Your goal
Pick out all lines in the listing holding the string "marriages" and copy them.

Data supplied
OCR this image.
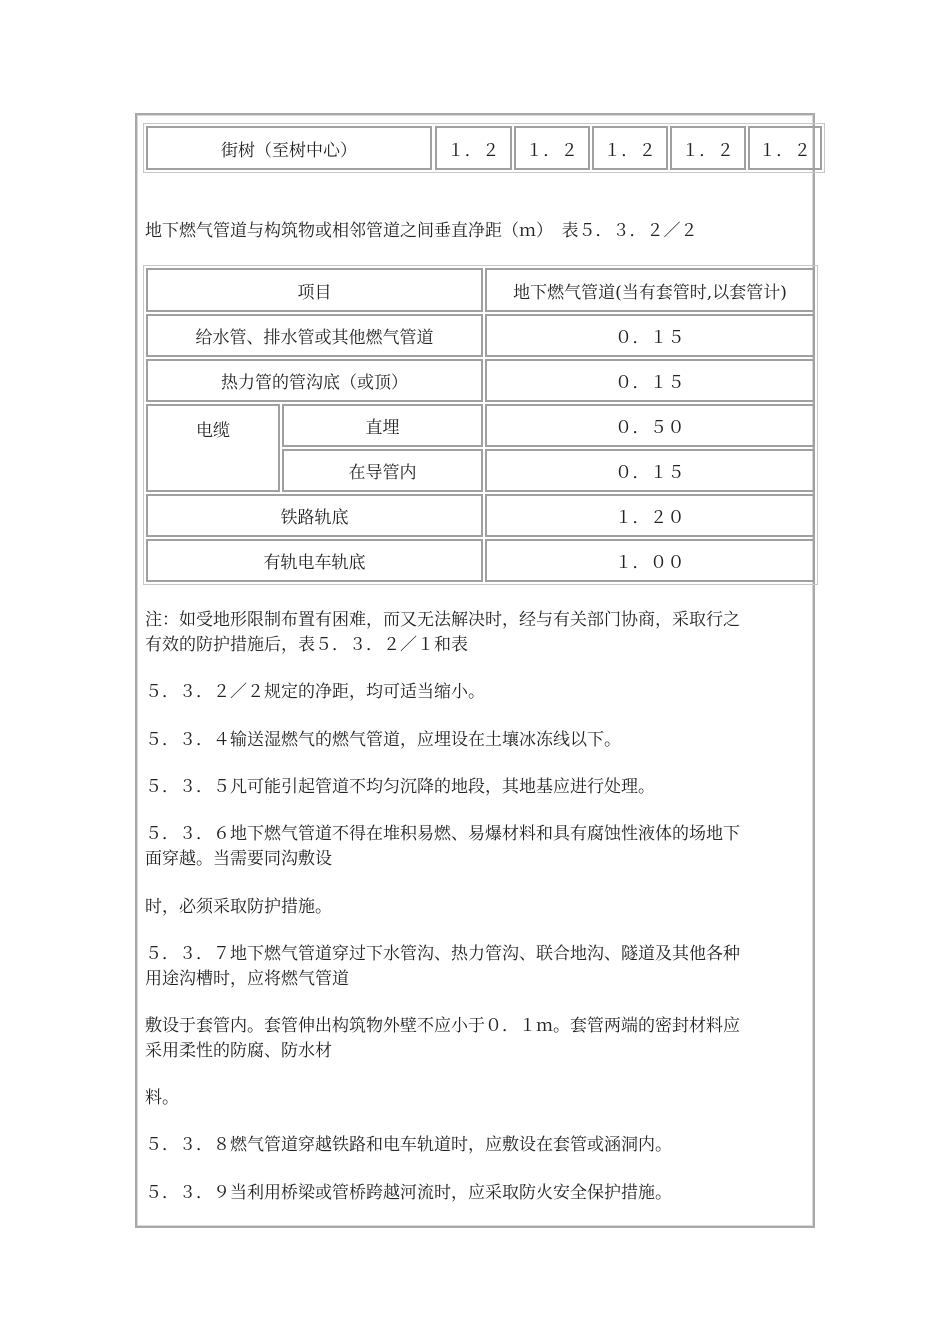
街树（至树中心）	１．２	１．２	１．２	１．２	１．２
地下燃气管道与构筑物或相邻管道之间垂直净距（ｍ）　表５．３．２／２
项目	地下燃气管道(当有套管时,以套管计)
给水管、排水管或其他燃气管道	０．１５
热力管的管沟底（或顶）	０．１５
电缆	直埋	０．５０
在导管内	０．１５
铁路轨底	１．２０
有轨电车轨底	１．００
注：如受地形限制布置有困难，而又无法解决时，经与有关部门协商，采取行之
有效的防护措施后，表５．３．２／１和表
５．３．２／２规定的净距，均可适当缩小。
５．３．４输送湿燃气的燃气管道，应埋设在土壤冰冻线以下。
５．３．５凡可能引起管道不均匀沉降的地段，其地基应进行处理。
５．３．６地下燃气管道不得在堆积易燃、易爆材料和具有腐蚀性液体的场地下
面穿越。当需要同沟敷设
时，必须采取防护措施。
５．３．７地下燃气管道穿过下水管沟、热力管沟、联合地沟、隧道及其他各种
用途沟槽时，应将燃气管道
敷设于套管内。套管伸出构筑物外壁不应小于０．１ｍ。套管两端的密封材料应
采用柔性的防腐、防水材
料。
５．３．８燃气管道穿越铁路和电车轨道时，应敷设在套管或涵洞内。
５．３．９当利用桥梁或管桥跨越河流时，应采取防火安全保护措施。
---
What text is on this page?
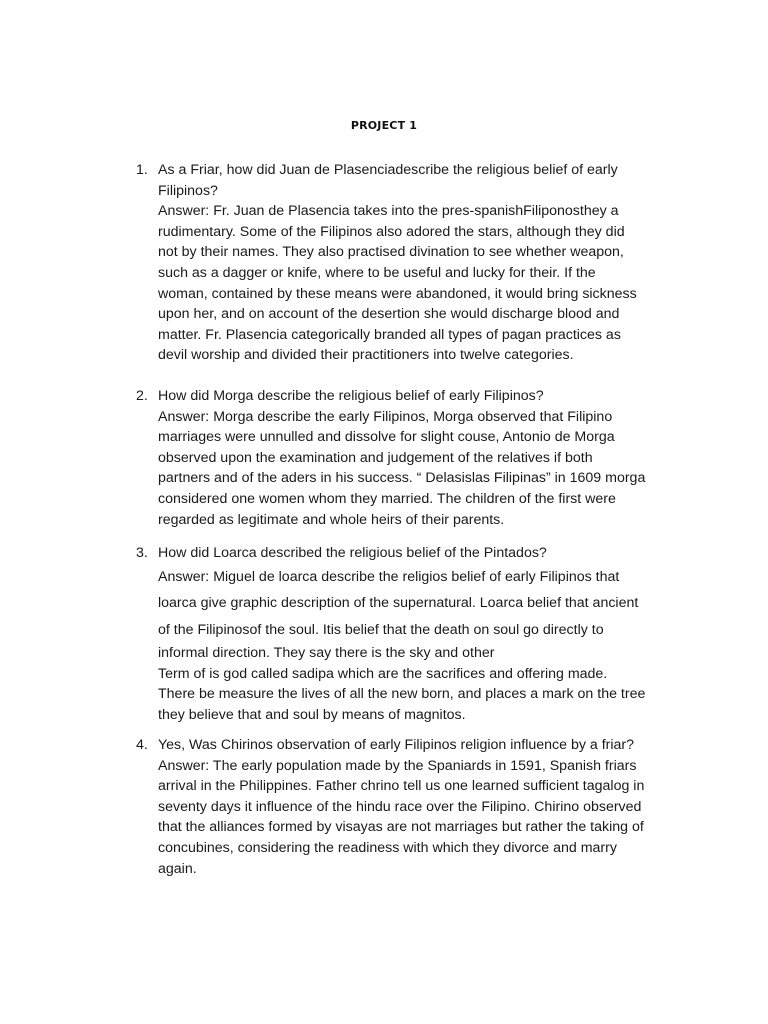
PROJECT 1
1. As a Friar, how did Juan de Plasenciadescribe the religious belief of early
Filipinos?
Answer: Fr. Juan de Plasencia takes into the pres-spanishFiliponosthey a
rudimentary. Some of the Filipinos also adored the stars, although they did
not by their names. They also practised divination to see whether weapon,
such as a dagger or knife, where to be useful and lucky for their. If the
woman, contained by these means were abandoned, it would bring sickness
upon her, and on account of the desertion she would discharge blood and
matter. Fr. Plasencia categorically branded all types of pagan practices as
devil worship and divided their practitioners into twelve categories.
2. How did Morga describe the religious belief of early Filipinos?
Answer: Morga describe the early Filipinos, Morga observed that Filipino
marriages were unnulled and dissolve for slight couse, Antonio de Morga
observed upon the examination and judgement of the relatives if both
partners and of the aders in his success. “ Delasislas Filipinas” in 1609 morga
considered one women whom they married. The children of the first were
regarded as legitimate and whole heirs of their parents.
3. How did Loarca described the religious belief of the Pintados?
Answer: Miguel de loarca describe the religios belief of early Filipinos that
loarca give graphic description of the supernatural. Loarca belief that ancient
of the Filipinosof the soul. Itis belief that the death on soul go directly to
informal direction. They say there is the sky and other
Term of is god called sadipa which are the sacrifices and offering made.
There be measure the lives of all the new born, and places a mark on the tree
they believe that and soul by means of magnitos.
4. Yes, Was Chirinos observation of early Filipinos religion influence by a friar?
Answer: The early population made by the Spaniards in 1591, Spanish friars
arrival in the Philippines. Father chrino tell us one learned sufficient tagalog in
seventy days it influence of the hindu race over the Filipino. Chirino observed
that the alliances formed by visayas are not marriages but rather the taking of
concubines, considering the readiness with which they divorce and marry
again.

Task response
marriages were unnulled and dissolve for slight couse, Antonio de Morga
that the alliances formed by visayas are not marriages but rather the taking of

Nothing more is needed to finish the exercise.